_Problem statement_
From the entries that follow, list every line in which the string "epsilon" appears.

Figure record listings

────────────────

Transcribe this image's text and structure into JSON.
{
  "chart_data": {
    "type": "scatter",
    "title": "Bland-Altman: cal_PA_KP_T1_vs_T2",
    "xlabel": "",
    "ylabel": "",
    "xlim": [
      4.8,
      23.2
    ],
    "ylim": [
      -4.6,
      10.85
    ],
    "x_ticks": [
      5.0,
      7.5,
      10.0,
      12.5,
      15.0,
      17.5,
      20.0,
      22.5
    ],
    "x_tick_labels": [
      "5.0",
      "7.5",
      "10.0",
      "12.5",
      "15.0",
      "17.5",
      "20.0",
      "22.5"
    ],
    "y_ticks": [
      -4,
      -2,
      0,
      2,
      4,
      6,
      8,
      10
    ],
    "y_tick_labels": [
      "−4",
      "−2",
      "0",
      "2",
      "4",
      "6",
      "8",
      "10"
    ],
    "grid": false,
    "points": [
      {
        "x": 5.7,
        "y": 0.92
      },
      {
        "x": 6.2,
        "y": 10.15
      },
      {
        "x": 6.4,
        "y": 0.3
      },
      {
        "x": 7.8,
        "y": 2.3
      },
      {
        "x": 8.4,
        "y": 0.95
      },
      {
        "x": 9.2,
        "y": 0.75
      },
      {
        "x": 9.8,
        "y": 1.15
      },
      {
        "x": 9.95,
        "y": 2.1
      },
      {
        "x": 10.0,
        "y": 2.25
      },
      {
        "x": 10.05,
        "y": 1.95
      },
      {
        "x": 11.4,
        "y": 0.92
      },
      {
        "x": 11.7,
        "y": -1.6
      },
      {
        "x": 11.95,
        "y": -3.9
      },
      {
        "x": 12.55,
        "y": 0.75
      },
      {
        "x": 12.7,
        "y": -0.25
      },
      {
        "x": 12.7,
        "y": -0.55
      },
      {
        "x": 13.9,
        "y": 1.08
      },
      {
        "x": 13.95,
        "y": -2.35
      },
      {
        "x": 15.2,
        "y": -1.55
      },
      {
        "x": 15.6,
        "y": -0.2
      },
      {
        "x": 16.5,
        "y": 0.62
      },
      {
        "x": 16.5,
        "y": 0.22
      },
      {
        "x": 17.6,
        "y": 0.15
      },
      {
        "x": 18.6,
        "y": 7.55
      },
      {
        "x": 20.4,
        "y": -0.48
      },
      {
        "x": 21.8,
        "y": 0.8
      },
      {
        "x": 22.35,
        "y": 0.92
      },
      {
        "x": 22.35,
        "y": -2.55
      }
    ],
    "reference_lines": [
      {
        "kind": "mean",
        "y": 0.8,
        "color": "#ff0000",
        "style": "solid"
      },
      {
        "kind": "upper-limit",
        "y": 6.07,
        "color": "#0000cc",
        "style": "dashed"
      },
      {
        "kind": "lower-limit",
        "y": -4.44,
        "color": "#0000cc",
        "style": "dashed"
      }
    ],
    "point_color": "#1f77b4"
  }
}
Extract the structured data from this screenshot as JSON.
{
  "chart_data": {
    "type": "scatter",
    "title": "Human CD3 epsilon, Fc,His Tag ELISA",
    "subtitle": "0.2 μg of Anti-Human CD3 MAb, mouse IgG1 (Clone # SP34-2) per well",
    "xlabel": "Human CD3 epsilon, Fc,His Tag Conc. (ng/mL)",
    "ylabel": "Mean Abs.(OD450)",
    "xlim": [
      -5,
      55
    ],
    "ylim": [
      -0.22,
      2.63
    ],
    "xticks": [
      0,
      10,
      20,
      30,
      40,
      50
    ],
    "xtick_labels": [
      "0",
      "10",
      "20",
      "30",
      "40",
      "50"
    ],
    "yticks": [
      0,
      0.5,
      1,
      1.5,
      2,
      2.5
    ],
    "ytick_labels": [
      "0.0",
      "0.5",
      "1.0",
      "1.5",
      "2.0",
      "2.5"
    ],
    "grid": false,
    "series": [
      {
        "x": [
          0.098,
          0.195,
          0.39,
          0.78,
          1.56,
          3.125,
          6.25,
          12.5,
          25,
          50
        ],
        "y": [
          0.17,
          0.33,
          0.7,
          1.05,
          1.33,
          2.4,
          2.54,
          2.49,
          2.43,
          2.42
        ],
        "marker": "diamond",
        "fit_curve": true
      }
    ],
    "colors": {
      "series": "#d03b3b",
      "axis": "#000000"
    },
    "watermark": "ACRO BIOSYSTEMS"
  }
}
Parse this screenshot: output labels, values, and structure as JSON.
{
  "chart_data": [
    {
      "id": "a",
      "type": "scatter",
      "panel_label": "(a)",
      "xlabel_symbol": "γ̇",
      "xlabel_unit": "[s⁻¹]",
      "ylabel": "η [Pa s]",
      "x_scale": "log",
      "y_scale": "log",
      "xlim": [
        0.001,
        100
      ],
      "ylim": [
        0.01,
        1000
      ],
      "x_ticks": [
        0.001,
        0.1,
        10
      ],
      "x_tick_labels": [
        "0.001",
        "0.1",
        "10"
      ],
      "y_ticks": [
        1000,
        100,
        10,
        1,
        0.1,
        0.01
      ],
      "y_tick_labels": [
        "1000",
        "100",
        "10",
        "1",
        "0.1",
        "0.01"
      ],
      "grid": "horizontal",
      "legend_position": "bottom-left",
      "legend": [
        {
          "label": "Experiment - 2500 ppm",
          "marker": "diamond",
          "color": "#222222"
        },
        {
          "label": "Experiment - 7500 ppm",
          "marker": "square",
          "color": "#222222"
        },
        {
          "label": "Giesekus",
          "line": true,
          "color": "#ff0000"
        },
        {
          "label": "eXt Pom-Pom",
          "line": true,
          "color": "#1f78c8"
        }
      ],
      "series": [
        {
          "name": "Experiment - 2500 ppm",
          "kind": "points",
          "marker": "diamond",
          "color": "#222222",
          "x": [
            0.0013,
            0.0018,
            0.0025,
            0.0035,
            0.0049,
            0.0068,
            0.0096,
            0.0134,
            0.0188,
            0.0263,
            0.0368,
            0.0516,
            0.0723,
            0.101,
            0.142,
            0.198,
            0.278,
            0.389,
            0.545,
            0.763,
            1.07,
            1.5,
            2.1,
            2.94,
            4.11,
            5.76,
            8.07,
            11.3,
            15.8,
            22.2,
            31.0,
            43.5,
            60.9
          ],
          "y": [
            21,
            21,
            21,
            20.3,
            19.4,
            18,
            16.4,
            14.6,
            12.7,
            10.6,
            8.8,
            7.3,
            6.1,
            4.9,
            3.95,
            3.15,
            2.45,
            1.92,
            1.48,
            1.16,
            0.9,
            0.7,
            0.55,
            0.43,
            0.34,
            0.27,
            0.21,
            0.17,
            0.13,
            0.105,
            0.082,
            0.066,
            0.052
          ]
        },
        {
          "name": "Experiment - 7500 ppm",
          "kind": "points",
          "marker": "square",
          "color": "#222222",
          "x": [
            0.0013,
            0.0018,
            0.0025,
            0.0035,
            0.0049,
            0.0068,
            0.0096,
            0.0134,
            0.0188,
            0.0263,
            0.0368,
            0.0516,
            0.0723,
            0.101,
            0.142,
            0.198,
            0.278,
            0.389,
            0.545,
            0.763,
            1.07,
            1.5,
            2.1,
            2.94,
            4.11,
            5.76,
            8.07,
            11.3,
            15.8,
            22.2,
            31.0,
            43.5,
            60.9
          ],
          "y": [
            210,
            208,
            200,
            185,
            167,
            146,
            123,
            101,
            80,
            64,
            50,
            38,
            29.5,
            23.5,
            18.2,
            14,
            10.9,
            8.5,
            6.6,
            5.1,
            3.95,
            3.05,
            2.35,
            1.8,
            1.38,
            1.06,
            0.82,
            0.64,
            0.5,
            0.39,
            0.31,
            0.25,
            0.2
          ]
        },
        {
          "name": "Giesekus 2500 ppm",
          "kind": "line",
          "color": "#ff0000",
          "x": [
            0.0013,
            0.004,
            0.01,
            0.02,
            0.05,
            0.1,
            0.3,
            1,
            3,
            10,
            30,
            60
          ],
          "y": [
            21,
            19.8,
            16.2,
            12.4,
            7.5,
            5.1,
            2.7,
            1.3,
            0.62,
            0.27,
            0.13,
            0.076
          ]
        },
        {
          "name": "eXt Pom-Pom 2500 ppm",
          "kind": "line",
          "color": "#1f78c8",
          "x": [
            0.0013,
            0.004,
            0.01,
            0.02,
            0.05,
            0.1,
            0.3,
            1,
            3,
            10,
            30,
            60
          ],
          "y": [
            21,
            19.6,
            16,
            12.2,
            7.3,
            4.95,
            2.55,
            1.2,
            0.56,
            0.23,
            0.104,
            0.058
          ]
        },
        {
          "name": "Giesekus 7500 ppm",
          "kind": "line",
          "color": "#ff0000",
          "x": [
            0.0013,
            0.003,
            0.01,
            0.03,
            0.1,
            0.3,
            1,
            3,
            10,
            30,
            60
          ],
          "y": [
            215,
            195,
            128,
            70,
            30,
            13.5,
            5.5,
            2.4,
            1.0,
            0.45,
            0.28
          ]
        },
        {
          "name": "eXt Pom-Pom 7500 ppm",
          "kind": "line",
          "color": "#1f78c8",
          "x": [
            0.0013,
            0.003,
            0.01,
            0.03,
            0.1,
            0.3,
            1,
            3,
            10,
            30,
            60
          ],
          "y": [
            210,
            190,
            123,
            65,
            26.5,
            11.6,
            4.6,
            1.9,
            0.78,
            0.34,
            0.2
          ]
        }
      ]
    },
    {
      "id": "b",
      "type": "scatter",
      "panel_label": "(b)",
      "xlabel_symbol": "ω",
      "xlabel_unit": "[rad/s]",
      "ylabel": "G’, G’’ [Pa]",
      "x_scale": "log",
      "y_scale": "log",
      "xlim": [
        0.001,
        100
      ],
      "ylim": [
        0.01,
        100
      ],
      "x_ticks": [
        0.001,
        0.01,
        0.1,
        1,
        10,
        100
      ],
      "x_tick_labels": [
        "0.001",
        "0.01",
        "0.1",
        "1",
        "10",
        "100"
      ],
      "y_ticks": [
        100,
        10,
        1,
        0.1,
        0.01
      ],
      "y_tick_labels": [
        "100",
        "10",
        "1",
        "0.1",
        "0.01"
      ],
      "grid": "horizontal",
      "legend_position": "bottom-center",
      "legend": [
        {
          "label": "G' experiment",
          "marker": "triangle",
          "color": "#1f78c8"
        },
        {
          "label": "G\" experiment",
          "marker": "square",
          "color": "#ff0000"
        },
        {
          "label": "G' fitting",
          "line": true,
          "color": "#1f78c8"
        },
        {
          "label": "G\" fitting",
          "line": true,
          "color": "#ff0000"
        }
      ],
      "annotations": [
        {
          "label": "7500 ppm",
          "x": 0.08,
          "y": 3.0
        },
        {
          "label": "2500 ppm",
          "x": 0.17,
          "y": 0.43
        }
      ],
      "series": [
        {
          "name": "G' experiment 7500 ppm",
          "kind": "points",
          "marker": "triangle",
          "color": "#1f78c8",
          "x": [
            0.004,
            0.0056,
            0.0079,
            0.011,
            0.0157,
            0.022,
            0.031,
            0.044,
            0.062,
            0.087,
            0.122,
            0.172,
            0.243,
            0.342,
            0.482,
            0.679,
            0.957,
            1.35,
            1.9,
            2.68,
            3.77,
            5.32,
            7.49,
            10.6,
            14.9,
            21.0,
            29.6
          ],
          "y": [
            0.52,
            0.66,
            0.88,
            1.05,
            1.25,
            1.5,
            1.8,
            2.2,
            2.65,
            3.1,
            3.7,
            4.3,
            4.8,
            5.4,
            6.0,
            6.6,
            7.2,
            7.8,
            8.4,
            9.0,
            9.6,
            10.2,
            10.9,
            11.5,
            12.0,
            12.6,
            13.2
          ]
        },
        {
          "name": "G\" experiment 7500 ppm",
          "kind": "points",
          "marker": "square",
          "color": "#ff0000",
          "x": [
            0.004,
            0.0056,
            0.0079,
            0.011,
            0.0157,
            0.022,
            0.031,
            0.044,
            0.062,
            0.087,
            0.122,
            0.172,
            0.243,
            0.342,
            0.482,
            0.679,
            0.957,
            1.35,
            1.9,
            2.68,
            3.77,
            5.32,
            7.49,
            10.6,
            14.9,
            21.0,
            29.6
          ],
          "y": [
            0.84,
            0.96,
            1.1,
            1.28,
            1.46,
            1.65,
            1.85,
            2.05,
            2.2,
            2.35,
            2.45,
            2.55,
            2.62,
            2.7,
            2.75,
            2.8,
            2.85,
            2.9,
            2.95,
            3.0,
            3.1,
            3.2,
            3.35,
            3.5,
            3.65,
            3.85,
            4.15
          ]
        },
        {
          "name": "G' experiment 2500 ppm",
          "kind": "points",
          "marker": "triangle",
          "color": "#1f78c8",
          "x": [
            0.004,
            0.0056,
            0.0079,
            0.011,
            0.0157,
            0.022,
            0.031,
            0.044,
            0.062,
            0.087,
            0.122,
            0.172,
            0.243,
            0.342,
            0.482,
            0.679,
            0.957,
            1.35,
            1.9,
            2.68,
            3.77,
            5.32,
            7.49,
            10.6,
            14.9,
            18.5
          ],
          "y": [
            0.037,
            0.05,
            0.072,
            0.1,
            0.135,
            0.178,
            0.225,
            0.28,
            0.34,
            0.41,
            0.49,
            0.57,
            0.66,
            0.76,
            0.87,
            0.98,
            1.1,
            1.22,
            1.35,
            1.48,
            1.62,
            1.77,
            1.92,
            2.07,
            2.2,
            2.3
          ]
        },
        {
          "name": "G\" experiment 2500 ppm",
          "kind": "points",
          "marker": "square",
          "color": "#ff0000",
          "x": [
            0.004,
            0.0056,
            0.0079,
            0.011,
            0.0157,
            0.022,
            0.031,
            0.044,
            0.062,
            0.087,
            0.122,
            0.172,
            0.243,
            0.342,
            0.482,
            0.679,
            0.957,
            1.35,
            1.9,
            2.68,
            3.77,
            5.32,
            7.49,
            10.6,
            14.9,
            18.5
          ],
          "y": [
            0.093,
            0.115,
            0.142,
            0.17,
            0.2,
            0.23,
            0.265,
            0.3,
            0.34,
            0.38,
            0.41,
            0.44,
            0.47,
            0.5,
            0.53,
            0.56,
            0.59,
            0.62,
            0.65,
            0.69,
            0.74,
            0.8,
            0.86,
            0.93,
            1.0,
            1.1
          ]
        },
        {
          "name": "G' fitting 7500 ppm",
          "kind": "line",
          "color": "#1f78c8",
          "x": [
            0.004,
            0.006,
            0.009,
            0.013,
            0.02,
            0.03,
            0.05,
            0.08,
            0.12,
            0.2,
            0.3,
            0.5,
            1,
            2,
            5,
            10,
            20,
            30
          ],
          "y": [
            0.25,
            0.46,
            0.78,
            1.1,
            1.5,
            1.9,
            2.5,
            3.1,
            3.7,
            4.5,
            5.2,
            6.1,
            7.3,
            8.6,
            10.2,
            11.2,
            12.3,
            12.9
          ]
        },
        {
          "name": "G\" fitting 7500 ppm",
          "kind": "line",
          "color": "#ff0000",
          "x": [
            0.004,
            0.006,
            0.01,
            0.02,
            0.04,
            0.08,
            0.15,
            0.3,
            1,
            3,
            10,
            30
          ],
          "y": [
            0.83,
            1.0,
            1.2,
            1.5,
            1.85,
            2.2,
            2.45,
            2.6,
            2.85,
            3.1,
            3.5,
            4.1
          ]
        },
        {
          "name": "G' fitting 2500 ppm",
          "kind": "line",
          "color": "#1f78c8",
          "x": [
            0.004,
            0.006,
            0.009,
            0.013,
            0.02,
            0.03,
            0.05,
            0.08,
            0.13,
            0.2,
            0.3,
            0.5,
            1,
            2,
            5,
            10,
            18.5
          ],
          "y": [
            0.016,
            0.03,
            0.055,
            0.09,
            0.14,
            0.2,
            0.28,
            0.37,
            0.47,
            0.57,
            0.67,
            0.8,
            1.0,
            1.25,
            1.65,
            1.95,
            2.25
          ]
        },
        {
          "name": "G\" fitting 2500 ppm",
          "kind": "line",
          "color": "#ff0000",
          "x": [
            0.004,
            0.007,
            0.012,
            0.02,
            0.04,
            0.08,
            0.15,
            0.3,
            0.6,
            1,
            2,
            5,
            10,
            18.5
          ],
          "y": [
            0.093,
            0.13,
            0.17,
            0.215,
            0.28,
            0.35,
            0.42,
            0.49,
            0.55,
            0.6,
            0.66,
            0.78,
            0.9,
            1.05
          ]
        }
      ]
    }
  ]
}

────────────────

_The answer_
    "title": "Human CD3 epsilon, Fc,His Tag ELISA",
    "xlabel": "Human CD3 epsilon, Fc,His Tag Conc. (ng/mL)",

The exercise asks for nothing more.